* Exercise instructions
Check each line of the material below for the string "MASALA", then report how many lines have it, and nothing else.
::::::
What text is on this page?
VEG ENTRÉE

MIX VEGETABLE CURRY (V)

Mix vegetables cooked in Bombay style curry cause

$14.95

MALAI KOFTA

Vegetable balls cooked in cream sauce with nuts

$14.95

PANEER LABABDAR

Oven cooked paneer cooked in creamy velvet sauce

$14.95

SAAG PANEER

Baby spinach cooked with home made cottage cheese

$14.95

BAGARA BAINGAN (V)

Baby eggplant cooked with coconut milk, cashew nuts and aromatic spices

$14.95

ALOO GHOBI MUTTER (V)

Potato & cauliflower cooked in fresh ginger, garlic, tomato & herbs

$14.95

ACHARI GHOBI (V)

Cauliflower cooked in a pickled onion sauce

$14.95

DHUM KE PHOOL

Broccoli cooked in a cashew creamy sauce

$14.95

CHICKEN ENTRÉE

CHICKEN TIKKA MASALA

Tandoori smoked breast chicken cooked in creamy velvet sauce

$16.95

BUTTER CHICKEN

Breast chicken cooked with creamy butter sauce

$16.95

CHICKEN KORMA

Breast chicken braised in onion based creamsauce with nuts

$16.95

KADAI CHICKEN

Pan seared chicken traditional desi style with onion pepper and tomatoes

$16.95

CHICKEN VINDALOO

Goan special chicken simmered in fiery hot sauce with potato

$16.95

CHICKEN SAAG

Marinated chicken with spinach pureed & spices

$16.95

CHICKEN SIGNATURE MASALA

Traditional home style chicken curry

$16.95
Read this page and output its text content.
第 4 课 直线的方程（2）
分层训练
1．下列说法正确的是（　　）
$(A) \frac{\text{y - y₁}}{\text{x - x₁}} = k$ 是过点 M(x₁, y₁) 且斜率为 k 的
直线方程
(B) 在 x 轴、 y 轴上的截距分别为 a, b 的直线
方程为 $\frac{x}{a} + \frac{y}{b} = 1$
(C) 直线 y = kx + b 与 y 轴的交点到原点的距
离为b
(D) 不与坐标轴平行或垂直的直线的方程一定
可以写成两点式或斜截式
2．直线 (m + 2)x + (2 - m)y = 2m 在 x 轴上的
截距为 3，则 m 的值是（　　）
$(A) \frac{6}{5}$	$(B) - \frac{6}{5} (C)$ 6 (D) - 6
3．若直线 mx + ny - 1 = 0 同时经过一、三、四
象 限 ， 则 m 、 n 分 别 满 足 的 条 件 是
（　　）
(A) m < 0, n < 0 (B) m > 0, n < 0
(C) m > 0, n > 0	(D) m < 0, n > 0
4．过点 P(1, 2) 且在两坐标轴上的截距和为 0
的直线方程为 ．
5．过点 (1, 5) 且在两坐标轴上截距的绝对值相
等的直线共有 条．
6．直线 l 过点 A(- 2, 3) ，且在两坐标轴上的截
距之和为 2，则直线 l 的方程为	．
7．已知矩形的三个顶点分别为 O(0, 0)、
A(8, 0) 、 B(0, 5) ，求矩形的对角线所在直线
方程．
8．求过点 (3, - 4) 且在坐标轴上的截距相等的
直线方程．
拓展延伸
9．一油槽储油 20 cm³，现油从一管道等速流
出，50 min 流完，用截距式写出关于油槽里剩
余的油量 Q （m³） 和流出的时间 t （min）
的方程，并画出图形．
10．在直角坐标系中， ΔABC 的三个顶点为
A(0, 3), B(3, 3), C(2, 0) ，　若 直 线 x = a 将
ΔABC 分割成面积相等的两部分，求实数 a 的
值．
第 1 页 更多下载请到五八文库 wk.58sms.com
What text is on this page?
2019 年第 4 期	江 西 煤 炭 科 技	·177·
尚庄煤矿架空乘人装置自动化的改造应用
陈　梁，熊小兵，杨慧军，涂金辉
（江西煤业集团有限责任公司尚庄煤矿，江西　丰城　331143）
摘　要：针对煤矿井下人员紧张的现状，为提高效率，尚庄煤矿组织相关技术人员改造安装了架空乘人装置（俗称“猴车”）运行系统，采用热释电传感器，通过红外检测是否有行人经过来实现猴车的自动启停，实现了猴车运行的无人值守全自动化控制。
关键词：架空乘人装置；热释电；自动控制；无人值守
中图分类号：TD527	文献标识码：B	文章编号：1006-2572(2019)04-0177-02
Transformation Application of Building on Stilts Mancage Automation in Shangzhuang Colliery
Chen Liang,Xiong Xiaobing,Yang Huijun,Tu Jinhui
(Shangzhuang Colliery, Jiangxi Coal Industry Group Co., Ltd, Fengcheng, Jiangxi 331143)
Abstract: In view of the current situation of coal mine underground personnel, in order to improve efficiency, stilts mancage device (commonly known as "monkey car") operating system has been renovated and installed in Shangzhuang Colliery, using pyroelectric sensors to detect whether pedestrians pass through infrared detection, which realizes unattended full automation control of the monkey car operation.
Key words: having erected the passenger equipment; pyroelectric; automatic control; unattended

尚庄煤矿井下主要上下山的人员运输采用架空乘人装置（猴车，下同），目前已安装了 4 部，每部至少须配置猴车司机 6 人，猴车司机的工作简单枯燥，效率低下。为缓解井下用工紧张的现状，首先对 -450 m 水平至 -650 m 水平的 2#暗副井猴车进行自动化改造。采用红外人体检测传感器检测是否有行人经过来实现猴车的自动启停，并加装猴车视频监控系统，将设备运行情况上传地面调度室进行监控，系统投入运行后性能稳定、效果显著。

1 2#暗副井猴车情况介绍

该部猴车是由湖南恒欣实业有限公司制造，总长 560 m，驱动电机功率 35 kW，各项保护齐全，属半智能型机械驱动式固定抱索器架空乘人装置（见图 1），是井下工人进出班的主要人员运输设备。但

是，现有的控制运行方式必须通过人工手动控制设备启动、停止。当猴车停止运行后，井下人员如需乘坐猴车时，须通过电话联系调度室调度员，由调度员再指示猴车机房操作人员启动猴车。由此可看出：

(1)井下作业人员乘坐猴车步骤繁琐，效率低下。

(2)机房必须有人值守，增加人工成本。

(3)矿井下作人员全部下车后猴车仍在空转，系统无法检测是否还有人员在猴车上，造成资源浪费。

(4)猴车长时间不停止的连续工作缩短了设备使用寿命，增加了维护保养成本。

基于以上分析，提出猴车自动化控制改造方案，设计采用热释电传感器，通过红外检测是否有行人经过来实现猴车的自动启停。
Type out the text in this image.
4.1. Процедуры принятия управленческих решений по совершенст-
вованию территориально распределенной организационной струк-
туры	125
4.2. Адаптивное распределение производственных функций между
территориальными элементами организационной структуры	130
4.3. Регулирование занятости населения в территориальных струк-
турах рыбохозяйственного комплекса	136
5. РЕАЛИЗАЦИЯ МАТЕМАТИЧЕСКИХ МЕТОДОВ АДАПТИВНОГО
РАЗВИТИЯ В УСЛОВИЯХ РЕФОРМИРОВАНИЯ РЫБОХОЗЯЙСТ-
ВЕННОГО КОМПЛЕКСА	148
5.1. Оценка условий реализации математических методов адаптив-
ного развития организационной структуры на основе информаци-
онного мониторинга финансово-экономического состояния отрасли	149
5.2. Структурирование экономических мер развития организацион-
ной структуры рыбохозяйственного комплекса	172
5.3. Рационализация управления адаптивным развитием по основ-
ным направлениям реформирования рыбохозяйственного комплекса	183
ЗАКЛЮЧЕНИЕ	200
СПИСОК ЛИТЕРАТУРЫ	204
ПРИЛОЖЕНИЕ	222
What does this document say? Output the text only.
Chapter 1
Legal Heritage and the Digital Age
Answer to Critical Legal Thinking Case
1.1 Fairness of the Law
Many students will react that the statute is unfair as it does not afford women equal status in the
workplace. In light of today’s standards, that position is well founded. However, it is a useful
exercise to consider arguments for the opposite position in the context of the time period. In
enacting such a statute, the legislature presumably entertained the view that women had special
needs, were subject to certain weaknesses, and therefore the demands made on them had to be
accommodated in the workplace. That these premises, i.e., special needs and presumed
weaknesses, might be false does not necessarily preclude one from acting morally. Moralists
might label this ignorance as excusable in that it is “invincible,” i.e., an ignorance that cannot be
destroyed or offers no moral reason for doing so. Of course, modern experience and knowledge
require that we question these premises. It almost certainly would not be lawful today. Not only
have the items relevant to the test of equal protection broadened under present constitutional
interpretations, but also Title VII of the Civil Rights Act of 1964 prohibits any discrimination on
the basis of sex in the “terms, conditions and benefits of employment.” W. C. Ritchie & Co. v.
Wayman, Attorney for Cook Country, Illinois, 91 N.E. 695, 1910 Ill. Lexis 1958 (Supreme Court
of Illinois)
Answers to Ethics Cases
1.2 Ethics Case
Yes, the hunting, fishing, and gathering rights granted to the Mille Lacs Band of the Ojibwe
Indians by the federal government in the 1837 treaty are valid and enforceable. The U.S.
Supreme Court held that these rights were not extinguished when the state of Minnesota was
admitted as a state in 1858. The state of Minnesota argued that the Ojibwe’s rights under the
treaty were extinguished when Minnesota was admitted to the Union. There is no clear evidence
::::::
* Output of the task
2